## Material shown:

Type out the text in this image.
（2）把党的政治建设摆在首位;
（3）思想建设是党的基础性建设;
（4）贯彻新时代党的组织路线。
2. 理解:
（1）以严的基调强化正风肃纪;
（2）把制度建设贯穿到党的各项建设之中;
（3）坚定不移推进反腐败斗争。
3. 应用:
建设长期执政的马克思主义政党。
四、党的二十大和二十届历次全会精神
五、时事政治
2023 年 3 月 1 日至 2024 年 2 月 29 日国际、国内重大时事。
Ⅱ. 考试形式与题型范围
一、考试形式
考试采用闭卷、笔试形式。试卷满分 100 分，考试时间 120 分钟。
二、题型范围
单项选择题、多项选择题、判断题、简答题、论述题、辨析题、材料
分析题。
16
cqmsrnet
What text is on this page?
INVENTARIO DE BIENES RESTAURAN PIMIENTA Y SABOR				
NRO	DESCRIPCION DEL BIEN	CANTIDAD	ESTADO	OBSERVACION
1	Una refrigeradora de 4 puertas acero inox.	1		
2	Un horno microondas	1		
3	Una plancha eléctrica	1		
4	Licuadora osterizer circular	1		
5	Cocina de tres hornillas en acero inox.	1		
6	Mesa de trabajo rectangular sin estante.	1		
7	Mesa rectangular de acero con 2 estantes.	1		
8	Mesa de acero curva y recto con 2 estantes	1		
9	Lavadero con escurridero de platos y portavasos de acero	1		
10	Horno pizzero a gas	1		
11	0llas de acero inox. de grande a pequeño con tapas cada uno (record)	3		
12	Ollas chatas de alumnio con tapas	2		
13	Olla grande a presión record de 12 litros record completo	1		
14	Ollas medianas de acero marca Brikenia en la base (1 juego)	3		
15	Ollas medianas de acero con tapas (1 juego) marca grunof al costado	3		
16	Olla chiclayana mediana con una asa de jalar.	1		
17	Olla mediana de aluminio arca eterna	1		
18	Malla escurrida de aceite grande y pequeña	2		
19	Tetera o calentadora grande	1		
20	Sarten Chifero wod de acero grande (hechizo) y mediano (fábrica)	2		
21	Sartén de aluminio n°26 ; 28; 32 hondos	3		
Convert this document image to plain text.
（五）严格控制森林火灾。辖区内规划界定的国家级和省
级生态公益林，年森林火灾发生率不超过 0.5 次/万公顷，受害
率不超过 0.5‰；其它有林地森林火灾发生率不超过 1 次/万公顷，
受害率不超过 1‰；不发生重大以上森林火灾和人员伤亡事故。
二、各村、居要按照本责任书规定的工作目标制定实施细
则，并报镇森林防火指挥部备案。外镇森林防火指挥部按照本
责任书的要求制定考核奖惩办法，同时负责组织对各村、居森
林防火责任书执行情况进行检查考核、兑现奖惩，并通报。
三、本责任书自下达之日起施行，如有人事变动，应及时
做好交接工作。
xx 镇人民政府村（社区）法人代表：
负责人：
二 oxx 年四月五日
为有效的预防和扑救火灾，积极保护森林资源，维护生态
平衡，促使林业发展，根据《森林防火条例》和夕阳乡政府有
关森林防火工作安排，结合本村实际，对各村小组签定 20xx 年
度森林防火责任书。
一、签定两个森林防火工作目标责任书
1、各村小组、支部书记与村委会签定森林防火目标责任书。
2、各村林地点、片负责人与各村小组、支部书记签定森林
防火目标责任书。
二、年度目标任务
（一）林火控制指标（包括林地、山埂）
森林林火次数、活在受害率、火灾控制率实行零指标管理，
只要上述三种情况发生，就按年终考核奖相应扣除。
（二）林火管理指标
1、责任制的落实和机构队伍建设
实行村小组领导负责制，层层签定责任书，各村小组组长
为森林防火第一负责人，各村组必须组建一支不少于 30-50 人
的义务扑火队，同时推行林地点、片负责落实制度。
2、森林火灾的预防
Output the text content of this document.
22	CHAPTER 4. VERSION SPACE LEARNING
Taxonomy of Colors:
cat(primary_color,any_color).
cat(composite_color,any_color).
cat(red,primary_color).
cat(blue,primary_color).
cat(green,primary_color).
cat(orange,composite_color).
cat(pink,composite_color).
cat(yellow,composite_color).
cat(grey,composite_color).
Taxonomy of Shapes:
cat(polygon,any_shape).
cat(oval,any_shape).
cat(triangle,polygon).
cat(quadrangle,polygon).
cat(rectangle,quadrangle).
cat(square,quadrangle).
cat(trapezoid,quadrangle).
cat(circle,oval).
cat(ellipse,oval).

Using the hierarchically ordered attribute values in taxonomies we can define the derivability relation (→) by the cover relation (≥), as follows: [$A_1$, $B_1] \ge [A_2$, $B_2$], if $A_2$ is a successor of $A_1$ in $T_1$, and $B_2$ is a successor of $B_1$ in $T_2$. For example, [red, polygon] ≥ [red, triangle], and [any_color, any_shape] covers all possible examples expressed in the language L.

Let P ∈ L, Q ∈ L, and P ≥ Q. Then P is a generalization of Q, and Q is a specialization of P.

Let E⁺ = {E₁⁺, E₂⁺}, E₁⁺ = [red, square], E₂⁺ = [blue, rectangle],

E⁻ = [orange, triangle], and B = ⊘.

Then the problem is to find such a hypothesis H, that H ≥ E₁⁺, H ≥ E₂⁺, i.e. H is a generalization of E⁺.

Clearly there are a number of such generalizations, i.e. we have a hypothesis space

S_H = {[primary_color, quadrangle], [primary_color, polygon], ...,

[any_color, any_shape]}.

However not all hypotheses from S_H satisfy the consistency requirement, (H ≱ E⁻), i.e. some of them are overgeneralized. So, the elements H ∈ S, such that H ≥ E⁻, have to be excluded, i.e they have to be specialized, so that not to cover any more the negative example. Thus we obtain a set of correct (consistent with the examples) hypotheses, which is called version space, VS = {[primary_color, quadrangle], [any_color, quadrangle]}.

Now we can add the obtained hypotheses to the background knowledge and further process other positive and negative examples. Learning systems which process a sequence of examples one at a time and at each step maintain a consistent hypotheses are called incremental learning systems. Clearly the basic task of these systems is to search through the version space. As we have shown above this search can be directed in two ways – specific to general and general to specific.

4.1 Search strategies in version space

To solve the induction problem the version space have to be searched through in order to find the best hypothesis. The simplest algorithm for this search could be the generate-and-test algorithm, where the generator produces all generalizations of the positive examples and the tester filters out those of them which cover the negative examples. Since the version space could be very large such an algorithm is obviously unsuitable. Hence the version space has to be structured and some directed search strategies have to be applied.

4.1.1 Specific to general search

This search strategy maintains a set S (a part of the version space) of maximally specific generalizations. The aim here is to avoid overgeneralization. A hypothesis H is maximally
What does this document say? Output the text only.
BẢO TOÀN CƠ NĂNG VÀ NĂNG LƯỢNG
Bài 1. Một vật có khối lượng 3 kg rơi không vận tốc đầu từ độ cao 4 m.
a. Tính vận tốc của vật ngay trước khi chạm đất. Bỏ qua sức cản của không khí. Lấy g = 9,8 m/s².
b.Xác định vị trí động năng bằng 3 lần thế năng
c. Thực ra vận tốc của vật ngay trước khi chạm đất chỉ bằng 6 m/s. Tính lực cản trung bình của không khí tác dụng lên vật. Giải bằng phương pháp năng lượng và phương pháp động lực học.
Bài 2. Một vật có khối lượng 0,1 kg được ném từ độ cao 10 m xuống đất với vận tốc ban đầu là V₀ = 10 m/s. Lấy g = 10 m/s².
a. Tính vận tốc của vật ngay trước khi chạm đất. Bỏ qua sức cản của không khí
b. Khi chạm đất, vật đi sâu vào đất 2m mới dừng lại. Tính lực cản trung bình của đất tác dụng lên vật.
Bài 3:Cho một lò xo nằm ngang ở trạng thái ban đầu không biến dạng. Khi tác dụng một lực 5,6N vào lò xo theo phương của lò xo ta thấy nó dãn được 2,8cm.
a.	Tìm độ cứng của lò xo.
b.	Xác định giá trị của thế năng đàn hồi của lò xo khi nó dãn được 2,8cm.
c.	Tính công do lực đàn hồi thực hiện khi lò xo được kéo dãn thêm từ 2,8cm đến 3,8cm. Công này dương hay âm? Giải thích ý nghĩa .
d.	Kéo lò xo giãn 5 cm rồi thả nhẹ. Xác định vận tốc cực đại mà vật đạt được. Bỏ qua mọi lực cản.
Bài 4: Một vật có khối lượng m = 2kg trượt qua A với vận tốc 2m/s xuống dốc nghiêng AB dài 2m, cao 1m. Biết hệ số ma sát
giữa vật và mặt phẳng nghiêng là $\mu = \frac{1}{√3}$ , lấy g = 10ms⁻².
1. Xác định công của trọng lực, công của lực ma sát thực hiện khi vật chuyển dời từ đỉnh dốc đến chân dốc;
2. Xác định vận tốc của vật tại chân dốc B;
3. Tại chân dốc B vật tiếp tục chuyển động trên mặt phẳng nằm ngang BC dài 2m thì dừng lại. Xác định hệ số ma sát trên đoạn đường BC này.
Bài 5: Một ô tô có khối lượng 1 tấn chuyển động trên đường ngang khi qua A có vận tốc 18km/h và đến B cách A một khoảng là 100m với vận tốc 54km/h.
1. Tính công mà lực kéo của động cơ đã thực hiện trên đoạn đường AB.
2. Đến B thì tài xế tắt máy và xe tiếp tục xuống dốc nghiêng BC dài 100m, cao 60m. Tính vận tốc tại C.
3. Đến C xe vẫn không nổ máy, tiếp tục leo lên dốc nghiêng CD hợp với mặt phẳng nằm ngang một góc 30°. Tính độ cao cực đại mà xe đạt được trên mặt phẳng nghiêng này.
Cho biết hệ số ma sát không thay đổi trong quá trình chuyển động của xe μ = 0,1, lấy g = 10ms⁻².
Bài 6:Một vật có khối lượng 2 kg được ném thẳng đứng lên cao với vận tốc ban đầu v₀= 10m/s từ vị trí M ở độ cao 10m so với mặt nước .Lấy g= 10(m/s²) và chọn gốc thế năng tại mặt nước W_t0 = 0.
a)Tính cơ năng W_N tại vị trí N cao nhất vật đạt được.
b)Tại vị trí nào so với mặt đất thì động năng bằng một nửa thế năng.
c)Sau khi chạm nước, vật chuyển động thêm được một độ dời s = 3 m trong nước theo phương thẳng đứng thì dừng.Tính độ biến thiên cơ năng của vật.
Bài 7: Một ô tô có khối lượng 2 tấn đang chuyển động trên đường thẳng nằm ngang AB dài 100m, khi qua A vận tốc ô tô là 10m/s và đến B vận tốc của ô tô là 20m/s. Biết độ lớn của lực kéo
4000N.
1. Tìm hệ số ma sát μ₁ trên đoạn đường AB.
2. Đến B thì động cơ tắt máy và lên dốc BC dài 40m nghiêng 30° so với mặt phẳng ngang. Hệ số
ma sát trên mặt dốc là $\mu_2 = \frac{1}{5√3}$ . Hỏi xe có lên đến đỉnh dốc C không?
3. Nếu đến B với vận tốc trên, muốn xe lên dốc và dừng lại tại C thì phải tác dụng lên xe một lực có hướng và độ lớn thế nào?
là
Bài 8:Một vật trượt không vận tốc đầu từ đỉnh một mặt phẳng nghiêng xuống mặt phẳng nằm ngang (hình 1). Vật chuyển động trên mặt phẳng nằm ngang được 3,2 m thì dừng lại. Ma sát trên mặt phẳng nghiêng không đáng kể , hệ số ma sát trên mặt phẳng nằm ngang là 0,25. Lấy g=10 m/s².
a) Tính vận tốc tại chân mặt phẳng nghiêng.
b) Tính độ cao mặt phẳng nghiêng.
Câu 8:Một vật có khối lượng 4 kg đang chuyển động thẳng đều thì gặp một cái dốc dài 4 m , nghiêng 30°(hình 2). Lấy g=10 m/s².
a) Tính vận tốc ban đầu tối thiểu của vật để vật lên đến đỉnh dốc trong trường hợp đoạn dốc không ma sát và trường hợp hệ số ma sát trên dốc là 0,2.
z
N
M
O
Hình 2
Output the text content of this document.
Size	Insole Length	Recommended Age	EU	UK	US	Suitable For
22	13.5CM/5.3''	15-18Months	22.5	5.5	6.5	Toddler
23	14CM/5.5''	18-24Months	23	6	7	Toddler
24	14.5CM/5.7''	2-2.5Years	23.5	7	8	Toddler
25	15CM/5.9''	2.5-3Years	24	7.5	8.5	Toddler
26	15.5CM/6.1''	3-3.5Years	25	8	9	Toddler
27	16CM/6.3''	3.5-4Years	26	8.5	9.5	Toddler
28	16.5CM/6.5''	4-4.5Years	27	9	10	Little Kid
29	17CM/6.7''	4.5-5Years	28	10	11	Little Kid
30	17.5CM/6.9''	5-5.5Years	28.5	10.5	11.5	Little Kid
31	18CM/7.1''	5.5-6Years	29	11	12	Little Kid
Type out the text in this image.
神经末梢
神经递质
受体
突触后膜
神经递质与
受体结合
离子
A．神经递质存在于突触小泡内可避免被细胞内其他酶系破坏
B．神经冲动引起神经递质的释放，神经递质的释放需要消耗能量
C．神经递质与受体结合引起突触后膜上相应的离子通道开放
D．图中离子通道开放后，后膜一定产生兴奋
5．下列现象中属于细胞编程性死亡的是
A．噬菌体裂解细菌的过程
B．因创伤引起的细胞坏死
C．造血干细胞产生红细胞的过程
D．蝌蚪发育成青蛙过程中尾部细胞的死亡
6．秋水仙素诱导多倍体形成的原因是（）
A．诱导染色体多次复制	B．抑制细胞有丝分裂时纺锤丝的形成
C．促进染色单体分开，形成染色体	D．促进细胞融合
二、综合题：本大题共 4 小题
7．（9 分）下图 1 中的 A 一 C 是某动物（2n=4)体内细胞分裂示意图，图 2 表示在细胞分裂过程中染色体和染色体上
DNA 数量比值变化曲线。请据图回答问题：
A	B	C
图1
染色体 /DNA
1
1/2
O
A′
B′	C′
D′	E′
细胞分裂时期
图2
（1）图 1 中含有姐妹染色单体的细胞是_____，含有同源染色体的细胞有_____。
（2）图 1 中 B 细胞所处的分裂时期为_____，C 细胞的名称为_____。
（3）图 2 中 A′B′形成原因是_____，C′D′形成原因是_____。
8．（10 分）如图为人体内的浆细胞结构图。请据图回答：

## Your goal:
Go through the data above and find the lines with the word "them". Copy each of those lines.

## Answer in full:
However not all hypotheses from S_H satisfy the consistency requirement, (H ≱ E⁻), i.e. some of them are overgeneralized. So, the elements H ∈ S, such that H ≥ E⁻, have to be excluded, i.e they have to be specialized, so that not to cover any more the negative example. Thus we obtain a set of correct (consistent with the examples) hypotheses, which is called version space, VS = {[primary_color, quadrangle], [any_color, quadrangle]}.
To solve the induction problem the version space have to be searched through in order to find the best hypothesis. The simplest algorithm for this search could be the generate-and-test algorithm, where the generator produces all generalizations of the positive examples and the tester filters out those of them which cover the negative examples. Since the version space could be very large such an algorithm is obviously unsuitable. Hence the version space has to be structured and some directed search strategies have to be applied.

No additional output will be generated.